• _DESCRIPTION OF THE TASK_: Copy out all of the material exactly.

** START LISTED ENTRIES **

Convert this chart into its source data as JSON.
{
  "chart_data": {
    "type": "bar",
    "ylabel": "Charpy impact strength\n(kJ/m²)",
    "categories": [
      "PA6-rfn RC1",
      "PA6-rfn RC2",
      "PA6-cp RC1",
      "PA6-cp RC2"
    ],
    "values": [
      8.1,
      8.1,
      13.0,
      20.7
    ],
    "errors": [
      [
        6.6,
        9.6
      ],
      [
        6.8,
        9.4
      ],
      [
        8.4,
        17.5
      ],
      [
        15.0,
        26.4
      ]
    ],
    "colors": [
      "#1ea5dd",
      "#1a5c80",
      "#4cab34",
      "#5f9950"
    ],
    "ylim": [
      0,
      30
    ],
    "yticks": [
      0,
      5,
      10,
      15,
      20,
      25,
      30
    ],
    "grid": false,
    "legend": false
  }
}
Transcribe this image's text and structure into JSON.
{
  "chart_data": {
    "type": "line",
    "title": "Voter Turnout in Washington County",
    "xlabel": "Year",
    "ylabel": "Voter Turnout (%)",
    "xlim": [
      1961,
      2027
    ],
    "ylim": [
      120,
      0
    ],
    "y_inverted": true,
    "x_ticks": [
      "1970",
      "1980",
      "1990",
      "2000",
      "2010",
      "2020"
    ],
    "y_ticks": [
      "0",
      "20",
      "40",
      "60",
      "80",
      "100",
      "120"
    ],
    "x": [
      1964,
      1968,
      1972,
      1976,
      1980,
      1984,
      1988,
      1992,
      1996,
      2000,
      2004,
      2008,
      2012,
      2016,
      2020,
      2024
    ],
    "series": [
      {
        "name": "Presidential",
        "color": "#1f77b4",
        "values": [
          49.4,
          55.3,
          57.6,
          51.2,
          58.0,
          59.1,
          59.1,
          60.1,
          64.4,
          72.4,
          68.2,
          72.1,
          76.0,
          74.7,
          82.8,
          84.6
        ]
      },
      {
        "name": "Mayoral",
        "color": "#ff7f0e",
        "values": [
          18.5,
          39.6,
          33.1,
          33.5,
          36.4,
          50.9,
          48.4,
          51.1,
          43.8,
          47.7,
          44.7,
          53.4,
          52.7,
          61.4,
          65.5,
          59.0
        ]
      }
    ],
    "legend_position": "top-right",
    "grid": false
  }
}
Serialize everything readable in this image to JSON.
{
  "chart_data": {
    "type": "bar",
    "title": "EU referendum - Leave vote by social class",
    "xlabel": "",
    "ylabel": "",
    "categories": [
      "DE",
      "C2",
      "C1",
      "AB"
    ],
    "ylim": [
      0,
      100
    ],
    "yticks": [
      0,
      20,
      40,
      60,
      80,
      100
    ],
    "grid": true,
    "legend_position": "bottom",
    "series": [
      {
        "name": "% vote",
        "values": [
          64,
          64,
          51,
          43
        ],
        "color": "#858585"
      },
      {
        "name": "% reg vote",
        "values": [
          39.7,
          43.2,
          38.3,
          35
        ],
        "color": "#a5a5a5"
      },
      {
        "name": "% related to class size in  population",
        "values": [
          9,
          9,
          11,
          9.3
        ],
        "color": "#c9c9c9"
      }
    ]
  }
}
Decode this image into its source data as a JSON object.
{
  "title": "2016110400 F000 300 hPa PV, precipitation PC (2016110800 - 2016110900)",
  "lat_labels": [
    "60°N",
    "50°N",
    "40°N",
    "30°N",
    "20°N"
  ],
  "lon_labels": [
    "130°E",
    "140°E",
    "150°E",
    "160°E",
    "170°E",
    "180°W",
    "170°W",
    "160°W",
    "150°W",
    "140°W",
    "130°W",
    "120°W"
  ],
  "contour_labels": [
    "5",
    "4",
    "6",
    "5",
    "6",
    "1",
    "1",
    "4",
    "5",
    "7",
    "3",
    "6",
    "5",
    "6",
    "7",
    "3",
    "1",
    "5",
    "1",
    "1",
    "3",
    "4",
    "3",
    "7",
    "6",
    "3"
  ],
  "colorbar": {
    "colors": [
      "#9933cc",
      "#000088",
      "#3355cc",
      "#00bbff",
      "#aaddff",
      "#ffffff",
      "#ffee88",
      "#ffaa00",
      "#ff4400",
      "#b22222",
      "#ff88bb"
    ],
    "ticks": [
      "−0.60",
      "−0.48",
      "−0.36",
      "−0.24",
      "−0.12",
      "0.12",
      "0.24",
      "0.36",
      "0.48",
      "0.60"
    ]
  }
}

** END LISTED ENTRIES **

• _RESULT_:
Convert this chart into its source data as JSON.
{
  "chart_data": {
    "type": "bar",
    "ylabel": "Charpy impact strength\n(kJ/m²)",
    "categories": [
      "PA6-rfn RC1",
      "PA6-rfn RC2",
      "PA6-cp RC1",
      "PA6-cp RC2"
    ],
    "values": [
      8.1,
      8.1,
      13.0,
      20.7
    ],
    "errors": [
      [
        6.6,
        9.6
      ],
      [
        6.8,
        9.4
      ],
      [
        8.4,
        17.5
      ],
      [
        15.0,
        26.4
      ]
    ],
    "colors": [
      "#1ea5dd",
      "#1a5c80",
      "#4cab34",
      "#5f9950"
    ],
    "ylim": [
      0,
      30
    ],
    "yticks": [
      0,
      5,
      10,
      15,
      20,
      25,
      30
    ],
    "grid": false,
    "legend": false
  }
}
Transcribe this image's text and structure into JSON.
{
  "chart_data": {
    "type": "line",
    "title": "Voter Turnout in Washington County",
    "xlabel": "Year",
    "ylabel": "Voter Turnout (%)",
    "xlim": [
      1961,
      2027
    ],
    "ylim": [
      120,
      0
    ],
    "y_inverted": true,
    "x_ticks": [
      "1970",
      "1980",
      "1990",
      "2000",
      "2010",
      "2020"
    ],
    "y_ticks": [
      "0",
      "20",
      "40",
      "60",
      "80",
      "100",
      "120"
    ],
    "x": [
      1964,
      1968,
      1972,
      1976,
      1980,
      1984,
      1988,
      1992,
      1996,
      2000,
      2004,
      2008,
      2012,
      2016,
      2020,
      2024
    ],
    "series": [
      {
        "name": "Presidential",
        "color": "#1f77b4",
        "values": [
          49.4,
          55.3,
          57.6,
          51.2,
          58.0,
          59.1,
          59.1,
          60.1,
          64.4,
          72.4,
          68.2,
          72.1,
          76.0,
          74.7,
          82.8,
          84.6
        ]
      },
      {
        "name": "Mayoral",
        "color": "#ff7f0e",
        "values": [
          18.5,
          39.6,
          33.1,
          33.5,
          36.4,
          50.9,
          48.4,
          51.1,
          43.8,
          47.7,
          44.7,
          53.4,
          52.7,
          61.4,
          65.5,
          59.0
        ]
      }
    ],
    "legend_position": "top-right",
    "grid": false
  }
}
Serialize everything readable in this image to JSON.
{
  "chart_data": {
    "type": "bar",
    "title": "EU referendum - Leave vote by social class",
    "xlabel": "",
    "ylabel": "",
    "categories": [
      "DE",
      "C2",
      "C1",
      "AB"
    ],
    "ylim": [
      0,
      100
    ],
    "yticks": [
      0,
      20,
      40,
      60,
      80,
      100
    ],
    "grid": true,
    "legend_position": "bottom",
    "series": [
      {
        "name": "% vote",
        "values": [
          64,
          64,
          51,
          43
        ],
        "color": "#858585"
      },
      {
        "name": "% reg vote",
        "values": [
          39.7,
          43.2,
          38.3,
          35
        ],
        "color": "#a5a5a5"
      },
      {
        "name": "% related to class size in  population",
        "values": [
          9,
          9,
          11,
          9.3
        ],
        "color": "#c9c9c9"
      }
    ]
  }
}
Decode this image into its source data as a JSON object.
{
  "title": "2016110400 F000 300 hPa PV, precipitation PC (2016110800 - 2016110900)",
  "lat_labels": [
    "60°N",
    "50°N",
    "40°N",
    "30°N",
    "20°N"
  ],
  "lon_labels": [
    "130°E",
    "140°E",
    "150°E",
    "160°E",
    "170°E",
    "180°W",
    "170°W",
    "160°W",
    "150°W",
    "140°W",
    "130°W",
    "120°W"
  ],
  "contour_labels": [
    "5",
    "4",
    "6",
    "5",
    "6",
    "1",
    "1",
    "4",
    "5",
    "7",
    "3",
    "6",
    "5",
    "6",
    "7",
    "3",
    "1",
    "5",
    "1",
    "1",
    "3",
    "4",
    "3",
    "7",
    "6",
    "3"
  ],
  "colorbar": {
    "colors": [
      "#9933cc",
      "#000088",
      "#3355cc",
      "#00bbff",
      "#aaddff",
      "#ffffff",
      "#ffee88",
      "#ffaa00",
      "#ff4400",
      "#b22222",
      "#ff88bb"
    ],
    "ticks": [
      "−0.60",
      "−0.48",
      "−0.36",
      "−0.24",
      "−0.12",
      "0.12",
      "0.24",
      "0.36",
      "0.48",
      "0.60"
    ]
  }
}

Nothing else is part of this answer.